Extrait ->
Or le curage du lit, qui constitue désormais une nécessité n’est plus assuré. Un séminaire, consacré à l’expérience nippone en matière de prévention des inondations, aurait défini les prototypes des ouvrages de protection de la zone sud de la Medjerda, qui devaient être construits en quatre tranches (voir l’étude japonaise 2009, « étude sur la gestion intégrée du bassin, accès sur la régulation des inondations dans le bassin de la Medjerda). Les travaux porteront sur le curage de l’oued Medjerda de manière à augmenter sa capacité à 800 m3 par seconde au lieu de 250 m3 actuellement. Les travaux de la première tranche du projet devraient être prêts durant le 1er trimestre de 2015. Les études relatives au barrage Sidi Salem et à la ville de Bousalem devraient être élaborées dans les meilleurs délais (déclaration de Taoufik Kayed, directeur des grands ouvrages hydrauliques au ministère de l’Agriculture, La Presse de Tunisie, 1er octobre 2014).
Ces travaux, accompagnés de construction d’un ou de deux barrages, devraient constituer des priorités. En attendant, les travaux de curage devraient reprendre. Le coût étant exorbitant et répétitif, il vaudrait mieux créer une unité de maintenance, qui assurerait le curage systématique du lit de la Medjerda et des réseaux d’assainissement et d’intervenir en cas de crues (proposition de Hayet Chekir, Crues de la Medjerda, janvier-février 2003, Tunis, mars 2003).

Entrées fournies ->

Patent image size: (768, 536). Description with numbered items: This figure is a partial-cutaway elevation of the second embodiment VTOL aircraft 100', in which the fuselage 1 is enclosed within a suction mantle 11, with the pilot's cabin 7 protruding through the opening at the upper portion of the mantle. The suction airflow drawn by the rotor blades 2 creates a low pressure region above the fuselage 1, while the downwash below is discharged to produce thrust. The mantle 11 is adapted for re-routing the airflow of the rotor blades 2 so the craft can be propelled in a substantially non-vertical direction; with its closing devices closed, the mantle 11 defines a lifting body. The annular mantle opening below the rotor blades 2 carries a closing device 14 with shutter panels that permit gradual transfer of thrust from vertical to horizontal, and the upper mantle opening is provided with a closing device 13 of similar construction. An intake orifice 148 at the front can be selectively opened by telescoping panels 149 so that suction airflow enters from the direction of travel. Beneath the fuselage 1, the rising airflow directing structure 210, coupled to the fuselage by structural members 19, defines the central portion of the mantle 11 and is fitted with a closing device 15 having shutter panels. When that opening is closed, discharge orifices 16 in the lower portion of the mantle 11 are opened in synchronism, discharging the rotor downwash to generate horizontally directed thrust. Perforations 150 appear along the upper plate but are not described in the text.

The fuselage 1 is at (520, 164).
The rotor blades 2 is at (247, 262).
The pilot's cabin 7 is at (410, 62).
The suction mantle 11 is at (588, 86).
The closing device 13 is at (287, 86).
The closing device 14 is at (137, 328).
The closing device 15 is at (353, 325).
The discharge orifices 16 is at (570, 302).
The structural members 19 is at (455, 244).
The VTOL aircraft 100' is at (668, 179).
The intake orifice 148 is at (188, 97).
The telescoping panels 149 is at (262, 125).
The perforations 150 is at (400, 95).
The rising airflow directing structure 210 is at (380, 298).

Consignes ->
(1) D'après l'extrait sur la Medjerda, quelle capacité le curage de l'oued doit-il lui permettre d'atteindre ?
(2) Recopiez à l'identique le passage de l'extrait qui commence par « Ces travaux, accompagnés » et se termine par « Tunis, mars 2003). ».
Les entrées ne sont pas utiles pour ce travail.

Corrigé ->
(1) 800 m3 par seconde, au lieu de 250 m3 actuellement.

(2)
Ces travaux, accompagnés de construction d’un ou de deux barrages, devraient constituer des priorités. En attendant, les travaux de curage devraient reprendre. Le coût étant exorbitant et répétitif, il vaudrait mieux créer une unité de maintenance, qui assurerait le curage systématique du lit de la Medjerda et des réseaux d’assainissement et d’intervenir en cas de crues (proposition de Hayet Chekir, Crues de la Medjerda, janvier-février 2003, Tunis, mars 2003).